## Data excerpts
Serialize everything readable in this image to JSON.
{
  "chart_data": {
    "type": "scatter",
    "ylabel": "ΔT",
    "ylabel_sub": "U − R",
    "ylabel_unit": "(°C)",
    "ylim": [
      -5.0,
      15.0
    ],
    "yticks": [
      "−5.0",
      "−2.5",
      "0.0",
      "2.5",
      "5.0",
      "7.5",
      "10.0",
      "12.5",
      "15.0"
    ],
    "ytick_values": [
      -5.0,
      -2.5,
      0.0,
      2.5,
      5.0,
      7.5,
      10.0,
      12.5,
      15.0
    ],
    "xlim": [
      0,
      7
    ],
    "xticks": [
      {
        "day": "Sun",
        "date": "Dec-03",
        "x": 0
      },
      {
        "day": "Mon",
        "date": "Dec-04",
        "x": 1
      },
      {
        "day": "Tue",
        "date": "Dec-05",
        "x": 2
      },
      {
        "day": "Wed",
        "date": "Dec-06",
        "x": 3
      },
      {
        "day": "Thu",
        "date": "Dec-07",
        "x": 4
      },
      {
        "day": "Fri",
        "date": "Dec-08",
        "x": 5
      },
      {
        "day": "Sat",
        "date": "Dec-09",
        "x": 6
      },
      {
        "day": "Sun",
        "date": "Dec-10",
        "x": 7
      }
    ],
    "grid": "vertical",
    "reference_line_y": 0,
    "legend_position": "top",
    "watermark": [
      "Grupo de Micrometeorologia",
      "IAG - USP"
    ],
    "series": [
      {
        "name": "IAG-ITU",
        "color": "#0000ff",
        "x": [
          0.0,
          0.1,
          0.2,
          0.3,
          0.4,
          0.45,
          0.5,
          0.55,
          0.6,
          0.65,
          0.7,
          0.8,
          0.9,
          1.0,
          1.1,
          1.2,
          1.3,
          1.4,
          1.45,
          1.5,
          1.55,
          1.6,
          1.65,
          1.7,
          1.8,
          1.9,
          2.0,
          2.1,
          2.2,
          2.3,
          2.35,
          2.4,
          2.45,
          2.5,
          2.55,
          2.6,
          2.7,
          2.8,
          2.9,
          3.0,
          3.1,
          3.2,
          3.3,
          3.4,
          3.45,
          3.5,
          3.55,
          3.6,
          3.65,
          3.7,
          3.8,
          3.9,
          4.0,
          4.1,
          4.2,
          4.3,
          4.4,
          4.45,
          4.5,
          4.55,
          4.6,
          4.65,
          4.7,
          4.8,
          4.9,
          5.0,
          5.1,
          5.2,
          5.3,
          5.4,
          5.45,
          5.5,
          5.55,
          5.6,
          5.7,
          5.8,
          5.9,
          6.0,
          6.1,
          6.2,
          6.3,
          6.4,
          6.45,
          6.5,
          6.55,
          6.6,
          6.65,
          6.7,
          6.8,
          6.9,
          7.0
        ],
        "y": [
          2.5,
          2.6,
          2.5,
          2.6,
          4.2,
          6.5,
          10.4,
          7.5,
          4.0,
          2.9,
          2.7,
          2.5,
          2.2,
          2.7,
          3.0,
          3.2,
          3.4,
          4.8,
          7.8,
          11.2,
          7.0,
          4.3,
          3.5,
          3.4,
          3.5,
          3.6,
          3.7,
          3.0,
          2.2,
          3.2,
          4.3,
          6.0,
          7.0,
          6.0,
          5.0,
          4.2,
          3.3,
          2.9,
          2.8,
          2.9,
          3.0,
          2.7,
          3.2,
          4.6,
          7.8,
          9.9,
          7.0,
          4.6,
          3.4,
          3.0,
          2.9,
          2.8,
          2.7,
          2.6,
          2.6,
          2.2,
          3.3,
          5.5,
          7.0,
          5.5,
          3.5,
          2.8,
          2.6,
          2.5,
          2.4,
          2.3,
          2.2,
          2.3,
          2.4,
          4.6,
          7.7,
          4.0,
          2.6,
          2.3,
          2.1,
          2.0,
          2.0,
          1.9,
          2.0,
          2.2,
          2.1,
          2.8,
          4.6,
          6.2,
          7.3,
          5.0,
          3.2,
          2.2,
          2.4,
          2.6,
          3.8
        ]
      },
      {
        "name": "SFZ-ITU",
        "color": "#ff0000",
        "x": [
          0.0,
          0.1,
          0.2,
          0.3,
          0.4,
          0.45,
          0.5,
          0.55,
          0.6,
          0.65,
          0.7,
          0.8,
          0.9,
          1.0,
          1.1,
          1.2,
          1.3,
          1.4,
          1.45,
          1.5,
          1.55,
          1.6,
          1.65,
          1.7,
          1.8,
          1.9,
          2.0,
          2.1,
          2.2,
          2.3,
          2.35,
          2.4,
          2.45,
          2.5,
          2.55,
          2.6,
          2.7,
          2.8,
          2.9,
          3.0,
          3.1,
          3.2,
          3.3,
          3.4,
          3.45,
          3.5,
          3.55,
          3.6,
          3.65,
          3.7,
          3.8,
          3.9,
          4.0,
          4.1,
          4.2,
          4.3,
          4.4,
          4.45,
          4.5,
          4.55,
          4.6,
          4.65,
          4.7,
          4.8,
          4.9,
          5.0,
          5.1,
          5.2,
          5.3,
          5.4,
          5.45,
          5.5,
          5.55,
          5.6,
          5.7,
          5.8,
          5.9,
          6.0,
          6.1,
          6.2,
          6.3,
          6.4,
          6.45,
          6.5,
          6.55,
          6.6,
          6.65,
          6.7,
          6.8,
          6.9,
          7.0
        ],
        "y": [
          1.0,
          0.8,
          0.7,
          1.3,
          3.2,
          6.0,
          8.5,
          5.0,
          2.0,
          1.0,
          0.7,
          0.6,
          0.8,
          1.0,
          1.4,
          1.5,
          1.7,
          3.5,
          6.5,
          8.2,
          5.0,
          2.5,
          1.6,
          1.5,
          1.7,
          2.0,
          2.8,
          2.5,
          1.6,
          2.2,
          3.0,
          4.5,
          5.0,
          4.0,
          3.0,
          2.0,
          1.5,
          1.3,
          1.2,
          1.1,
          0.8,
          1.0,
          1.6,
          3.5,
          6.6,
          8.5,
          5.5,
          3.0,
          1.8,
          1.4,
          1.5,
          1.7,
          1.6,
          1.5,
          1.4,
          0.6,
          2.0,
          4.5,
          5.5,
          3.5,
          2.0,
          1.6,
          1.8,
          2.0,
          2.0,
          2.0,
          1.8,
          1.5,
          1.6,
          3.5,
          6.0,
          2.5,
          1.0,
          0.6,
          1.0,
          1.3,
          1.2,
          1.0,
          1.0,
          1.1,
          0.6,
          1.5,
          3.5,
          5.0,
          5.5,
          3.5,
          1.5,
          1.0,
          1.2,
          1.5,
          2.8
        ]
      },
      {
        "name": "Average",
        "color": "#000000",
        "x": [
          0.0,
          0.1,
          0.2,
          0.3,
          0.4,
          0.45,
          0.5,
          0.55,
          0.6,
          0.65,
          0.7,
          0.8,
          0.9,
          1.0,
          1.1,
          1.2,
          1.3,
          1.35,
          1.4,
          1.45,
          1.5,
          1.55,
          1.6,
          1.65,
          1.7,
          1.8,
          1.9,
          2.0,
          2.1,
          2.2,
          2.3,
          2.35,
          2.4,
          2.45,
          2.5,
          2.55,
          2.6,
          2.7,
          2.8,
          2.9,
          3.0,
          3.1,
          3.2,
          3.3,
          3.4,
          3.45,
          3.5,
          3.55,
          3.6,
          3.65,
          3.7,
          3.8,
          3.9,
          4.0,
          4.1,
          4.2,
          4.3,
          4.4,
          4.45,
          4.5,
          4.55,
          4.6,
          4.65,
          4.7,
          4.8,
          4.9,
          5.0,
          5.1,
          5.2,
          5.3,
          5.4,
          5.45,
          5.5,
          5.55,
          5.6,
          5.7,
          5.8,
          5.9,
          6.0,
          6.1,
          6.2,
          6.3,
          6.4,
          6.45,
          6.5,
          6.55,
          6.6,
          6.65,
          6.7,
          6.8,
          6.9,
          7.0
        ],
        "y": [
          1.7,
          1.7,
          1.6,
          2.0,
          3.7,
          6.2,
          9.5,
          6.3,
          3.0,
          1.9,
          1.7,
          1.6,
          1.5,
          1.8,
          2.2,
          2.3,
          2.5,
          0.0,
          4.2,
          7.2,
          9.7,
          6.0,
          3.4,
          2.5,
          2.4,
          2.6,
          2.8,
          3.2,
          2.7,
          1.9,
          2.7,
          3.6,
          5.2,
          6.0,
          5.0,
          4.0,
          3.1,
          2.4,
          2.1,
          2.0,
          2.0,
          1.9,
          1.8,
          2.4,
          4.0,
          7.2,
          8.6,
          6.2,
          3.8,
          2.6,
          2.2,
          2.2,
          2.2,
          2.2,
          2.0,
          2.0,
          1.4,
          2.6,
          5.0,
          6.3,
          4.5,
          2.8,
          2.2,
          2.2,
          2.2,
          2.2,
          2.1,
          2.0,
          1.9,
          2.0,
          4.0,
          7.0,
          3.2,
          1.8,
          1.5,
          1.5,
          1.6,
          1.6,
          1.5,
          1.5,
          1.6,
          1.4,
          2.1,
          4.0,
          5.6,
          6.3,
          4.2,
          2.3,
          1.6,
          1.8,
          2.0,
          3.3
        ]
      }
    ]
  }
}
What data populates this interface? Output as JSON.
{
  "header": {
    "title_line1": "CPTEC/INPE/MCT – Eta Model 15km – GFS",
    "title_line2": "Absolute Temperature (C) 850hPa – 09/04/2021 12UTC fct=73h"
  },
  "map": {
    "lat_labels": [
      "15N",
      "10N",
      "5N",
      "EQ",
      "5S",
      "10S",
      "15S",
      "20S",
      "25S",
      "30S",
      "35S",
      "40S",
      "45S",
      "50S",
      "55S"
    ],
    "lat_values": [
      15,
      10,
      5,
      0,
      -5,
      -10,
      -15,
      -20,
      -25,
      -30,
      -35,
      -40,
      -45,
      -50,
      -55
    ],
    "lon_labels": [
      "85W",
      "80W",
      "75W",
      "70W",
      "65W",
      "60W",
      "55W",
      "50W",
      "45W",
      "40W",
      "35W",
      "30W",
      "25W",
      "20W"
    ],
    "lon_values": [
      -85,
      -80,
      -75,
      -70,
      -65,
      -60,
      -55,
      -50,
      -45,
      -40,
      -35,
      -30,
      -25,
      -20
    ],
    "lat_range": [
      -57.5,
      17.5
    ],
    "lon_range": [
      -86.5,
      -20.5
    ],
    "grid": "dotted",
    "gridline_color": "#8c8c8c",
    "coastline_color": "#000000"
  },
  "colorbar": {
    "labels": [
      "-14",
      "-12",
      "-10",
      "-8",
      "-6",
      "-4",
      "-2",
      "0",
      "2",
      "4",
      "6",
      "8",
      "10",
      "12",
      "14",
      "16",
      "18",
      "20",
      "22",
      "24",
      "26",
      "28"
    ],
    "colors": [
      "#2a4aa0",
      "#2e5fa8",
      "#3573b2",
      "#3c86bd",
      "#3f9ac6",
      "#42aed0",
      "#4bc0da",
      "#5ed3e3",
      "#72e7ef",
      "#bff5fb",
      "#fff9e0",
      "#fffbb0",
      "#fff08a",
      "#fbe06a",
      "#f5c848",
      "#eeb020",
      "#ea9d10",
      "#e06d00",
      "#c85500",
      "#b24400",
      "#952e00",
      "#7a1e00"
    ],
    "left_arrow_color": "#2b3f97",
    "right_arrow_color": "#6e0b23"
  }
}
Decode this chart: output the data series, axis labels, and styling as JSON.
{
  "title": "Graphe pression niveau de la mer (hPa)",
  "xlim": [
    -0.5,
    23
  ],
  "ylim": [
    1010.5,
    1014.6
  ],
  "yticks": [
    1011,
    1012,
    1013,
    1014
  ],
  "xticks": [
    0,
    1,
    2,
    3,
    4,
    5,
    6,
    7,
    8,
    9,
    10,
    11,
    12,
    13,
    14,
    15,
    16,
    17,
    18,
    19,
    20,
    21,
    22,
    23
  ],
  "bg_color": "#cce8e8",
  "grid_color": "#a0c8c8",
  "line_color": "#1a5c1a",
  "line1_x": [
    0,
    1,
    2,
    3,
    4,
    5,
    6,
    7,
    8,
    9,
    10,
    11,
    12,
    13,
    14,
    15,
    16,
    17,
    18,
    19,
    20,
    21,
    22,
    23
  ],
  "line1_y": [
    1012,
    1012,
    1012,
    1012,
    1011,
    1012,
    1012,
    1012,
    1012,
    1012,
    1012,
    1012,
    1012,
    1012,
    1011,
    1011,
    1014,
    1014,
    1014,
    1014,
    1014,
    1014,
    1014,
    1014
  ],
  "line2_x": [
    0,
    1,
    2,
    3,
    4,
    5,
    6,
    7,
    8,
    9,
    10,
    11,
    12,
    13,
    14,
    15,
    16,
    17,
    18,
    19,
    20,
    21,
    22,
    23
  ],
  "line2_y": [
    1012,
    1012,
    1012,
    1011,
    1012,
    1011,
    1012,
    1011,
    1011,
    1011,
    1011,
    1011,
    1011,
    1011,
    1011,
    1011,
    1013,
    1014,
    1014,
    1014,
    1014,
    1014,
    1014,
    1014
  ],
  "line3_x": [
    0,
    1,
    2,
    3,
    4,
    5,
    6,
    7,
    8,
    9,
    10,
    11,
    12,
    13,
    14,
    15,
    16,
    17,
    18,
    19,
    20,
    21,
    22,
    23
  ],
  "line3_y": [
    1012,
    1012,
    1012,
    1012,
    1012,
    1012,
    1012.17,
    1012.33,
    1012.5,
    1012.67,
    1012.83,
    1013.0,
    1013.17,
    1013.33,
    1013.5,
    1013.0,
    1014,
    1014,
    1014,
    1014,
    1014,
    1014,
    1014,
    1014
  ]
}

## Aim
Using the material above, report each line where "JSON" occurs.

## Response
Serialize everything readable in this image to JSON.
What data populates this interface? Output as JSON.
Decode this chart: output the data series, axis labels, and styling as JSON.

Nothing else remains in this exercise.